Task instructions: Set down each record exactly as written.

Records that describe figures
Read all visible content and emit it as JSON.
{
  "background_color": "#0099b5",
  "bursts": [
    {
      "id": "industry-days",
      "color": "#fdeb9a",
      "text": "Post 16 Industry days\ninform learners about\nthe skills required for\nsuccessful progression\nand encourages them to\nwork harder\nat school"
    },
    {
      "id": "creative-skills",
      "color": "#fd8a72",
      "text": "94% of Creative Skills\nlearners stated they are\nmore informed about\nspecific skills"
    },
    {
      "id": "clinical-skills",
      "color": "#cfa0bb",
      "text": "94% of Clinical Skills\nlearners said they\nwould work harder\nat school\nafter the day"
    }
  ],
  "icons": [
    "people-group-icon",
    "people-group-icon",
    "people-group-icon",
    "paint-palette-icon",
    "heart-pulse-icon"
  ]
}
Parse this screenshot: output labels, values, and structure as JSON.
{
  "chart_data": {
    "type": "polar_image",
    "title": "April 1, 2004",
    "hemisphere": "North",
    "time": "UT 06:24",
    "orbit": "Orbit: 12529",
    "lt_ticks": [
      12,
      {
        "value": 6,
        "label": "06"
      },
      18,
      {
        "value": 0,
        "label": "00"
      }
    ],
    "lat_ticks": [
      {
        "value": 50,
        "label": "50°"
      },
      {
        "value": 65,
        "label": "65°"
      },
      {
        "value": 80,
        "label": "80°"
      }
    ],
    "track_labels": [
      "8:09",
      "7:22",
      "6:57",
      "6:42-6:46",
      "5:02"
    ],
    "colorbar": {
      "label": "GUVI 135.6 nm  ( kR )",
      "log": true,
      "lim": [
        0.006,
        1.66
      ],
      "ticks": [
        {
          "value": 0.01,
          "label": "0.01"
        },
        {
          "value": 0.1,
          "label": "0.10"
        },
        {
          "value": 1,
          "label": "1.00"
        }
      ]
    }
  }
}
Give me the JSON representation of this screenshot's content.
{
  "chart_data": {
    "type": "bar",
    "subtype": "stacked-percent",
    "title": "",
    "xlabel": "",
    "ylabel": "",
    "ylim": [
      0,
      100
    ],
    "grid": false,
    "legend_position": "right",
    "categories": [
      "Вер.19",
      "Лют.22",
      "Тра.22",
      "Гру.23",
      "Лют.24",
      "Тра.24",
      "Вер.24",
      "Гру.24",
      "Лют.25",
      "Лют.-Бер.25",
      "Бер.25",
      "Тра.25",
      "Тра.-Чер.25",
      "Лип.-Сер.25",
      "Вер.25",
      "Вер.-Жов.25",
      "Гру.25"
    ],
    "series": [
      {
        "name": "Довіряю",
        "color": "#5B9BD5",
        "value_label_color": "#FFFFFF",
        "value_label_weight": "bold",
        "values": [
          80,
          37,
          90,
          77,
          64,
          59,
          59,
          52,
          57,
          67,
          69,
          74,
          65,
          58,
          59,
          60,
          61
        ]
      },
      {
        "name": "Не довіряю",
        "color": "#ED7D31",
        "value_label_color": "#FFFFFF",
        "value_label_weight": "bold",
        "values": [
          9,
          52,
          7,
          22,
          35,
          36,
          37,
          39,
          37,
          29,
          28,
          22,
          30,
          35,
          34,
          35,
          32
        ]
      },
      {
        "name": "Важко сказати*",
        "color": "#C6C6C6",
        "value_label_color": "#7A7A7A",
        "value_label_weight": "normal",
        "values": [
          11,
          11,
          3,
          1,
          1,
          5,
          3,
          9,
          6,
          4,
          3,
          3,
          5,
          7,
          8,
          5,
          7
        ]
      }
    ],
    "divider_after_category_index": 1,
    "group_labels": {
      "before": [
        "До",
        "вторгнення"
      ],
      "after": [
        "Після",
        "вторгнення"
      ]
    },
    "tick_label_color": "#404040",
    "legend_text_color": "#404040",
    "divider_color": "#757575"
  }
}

The solution:
Read all visible content and emit it as JSON.
{
  "background_color": "#0099b5",
  "bursts": [
    {
      "id": "industry-days",
      "color": "#fdeb9a",
      "text": "Post 16 Industry days\ninform learners about\nthe skills required for\nsuccessful progression\nand encourages them to\nwork harder\nat school"
    },
    {
      "id": "creative-skills",
      "color": "#fd8a72",
      "text": "94% of Creative Skills\nlearners stated they are\nmore informed about\nspecific skills"
    },
    {
      "id": "clinical-skills",
      "color": "#cfa0bb",
      "text": "94% of Clinical Skills\nlearners said they\nwould work harder\nat school\nafter the day"
    }
  ],
  "icons": [
    "people-group-icon",
    "people-group-icon",
    "people-group-icon",
    "paint-palette-icon",
    "heart-pulse-icon"
  ]
}
Parse this screenshot: output labels, values, and structure as JSON.
{
  "chart_data": {
    "type": "polar_image",
    "title": "April 1, 2004",
    "hemisphere": "North",
    "time": "UT 06:24",
    "orbit": "Orbit: 12529",
    "lt_ticks": [
      12,
      {
        "value": 6,
        "label": "06"
      },
      18,
      {
        "value": 0,
        "label": "00"
      }
    ],
    "lat_ticks": [
      {
        "value": 50,
        "label": "50°"
      },
      {
        "value": 65,
        "label": "65°"
      },
      {
        "value": 80,
        "label": "80°"
      }
    ],
    "track_labels": [
      "8:09",
      "7:22",
      "6:57",
      "6:42-6:46",
      "5:02"
    ],
    "colorbar": {
      "label": "GUVI 135.6 nm  ( kR )",
      "log": true,
      "lim": [
        0.006,
        1.66
      ],
      "ticks": [
        {
          "value": 0.01,
          "label": "0.01"
        },
        {
          "value": 0.1,
          "label": "0.10"
        },
        {
          "value": 1,
          "label": "1.00"
        }
      ]
    }
  }
}
Give me the JSON representation of this screenshot's content.
{
  "chart_data": {
    "type": "bar",
    "subtype": "stacked-percent",
    "title": "",
    "xlabel": "",
    "ylabel": "",
    "ylim": [
      0,
      100
    ],
    "grid": false,
    "legend_position": "right",
    "categories": [
      "Вер.19",
      "Лют.22",
      "Тра.22",
      "Гру.23",
      "Лют.24",
      "Тра.24",
      "Вер.24",
      "Гру.24",
      "Лют.25",
      "Лют.-Бер.25",
      "Бер.25",
      "Тра.25",
      "Тра.-Чер.25",
      "Лип.-Сер.25",
      "Вер.25",
      "Вер.-Жов.25",
      "Гру.25"
    ],
    "series": [
      {
        "name": "Довіряю",
        "color": "#5B9BD5",
        "value_label_color": "#FFFFFF",
        "value_label_weight": "bold",
        "values": [
          80,
          37,
          90,
          77,
          64,
          59,
          59,
          52,
          57,
          67,
          69,
          74,
          65,
          58,
          59,
          60,
          61
        ]
      },
      {
        "name": "Не довіряю",
        "color": "#ED7D31",
        "value_label_color": "#FFFFFF",
        "value_label_weight": "bold",
        "values": [
          9,
          52,
          7,
          22,
          35,
          36,
          37,
          39,
          37,
          29,
          28,
          22,
          30,
          35,
          34,
          35,
          32
        ]
      },
      {
        "name": "Важко сказати*",
        "color": "#C6C6C6",
        "value_label_color": "#7A7A7A",
        "value_label_weight": "normal",
        "values": [
          11,
          11,
          3,
          1,
          1,
          5,
          3,
          9,
          6,
          4,
          3,
          3,
          5,
          7,
          8,
          5,
          7
        ]
      }
    ],
    "divider_after_category_index": 1,
    "group_labels": {
      "before": [
        "До",
        "вторгнення"
      ],
      "after": [
        "Після",
        "вторгнення"
      ]
    },
    "tick_label_color": "#404040",
    "legend_text_color": "#404040",
    "divider_color": "#757575"
  }
}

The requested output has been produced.